Data listing:
START

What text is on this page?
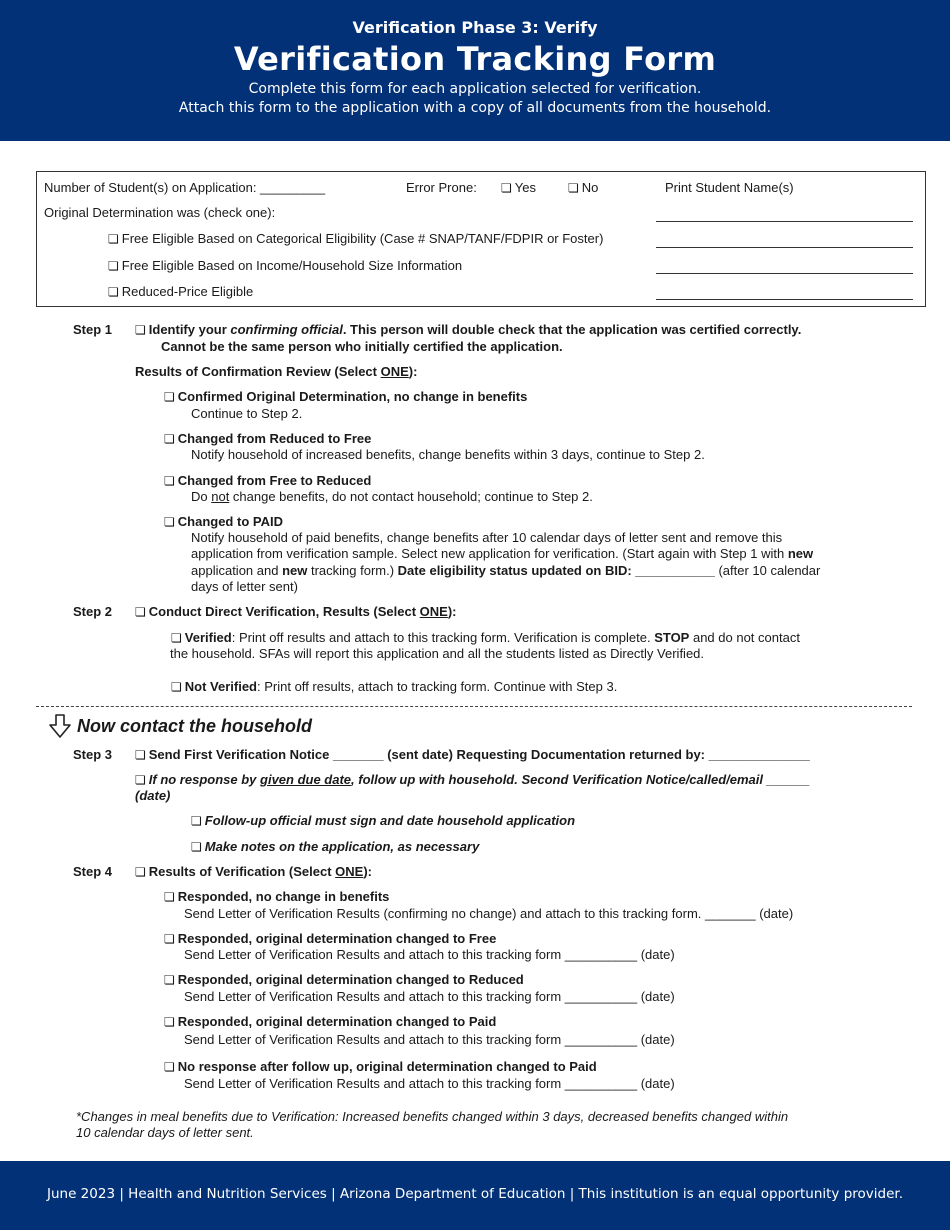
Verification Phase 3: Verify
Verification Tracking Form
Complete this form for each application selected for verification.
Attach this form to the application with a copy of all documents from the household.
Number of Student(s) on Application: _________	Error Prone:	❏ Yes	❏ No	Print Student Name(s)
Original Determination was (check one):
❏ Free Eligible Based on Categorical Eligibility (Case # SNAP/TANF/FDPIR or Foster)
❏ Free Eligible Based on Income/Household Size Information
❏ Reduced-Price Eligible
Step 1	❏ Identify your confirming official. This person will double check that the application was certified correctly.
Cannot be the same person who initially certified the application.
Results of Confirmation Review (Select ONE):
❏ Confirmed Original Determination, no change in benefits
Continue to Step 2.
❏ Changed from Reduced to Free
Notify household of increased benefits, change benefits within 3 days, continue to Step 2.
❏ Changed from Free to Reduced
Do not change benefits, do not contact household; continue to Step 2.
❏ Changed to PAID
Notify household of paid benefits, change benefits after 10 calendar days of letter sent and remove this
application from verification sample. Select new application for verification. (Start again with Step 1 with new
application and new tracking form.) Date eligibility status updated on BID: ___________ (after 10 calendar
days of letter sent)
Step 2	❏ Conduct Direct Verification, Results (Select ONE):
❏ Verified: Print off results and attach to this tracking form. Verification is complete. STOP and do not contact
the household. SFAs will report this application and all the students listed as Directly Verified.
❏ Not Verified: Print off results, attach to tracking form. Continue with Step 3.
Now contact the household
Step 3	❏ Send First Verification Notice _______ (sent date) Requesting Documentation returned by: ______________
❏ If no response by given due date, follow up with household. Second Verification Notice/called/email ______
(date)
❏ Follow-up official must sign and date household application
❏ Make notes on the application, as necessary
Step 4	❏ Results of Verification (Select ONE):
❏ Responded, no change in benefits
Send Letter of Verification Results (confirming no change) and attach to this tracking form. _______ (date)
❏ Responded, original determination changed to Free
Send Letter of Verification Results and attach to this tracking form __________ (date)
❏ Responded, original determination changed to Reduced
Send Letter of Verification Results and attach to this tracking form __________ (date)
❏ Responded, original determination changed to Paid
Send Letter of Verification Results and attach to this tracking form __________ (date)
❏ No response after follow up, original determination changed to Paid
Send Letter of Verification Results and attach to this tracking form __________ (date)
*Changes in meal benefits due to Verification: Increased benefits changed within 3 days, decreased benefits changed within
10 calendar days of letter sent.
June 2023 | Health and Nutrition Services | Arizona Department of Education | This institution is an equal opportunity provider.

END
START

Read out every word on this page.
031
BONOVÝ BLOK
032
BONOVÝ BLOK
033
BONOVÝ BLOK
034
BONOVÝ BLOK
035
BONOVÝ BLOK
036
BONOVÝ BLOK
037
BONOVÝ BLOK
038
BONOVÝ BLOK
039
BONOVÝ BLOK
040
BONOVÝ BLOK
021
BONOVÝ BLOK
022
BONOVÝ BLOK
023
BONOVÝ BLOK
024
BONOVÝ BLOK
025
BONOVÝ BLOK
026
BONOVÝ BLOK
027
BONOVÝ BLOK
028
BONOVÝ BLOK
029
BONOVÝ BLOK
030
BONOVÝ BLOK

END
START

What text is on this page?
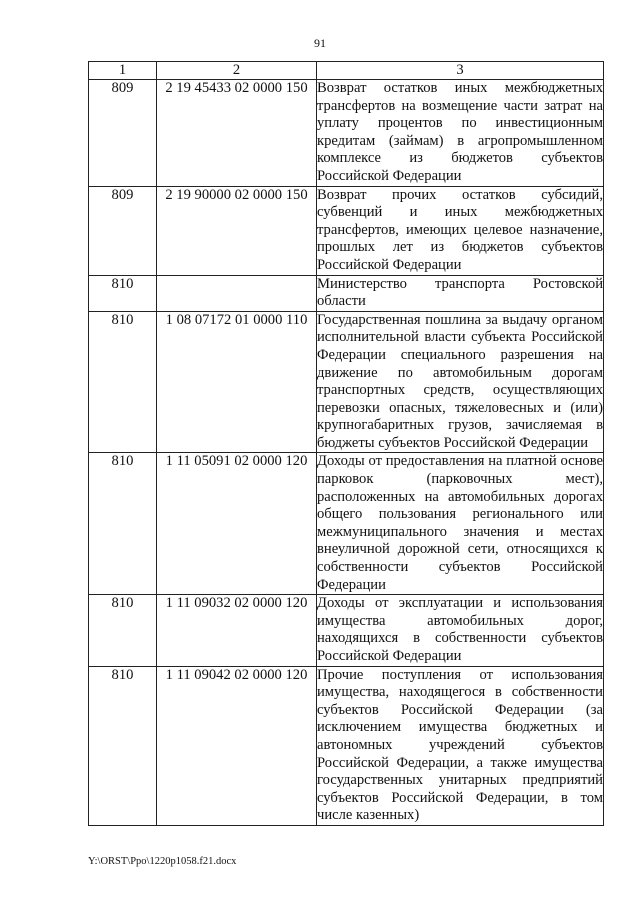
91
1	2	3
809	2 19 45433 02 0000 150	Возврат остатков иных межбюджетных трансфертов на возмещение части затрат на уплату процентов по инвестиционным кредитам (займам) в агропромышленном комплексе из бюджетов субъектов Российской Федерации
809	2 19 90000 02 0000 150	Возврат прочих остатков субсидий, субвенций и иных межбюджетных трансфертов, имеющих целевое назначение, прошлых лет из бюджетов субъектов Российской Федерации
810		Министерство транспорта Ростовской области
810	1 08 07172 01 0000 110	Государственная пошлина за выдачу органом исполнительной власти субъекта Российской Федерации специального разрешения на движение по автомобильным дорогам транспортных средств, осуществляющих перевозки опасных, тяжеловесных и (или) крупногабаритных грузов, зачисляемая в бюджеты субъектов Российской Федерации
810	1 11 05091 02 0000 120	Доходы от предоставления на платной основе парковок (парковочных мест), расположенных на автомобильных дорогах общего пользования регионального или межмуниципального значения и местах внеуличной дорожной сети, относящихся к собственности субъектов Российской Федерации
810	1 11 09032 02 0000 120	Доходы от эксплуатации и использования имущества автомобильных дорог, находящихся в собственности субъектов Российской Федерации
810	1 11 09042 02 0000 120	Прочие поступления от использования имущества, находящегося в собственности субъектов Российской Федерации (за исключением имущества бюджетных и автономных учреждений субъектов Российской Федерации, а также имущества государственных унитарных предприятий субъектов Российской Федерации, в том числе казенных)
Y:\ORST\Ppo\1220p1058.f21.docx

END

### Written exercise
Of the lines above, how many include the word "Eligible"? Reply with the number alone.

### Solution
3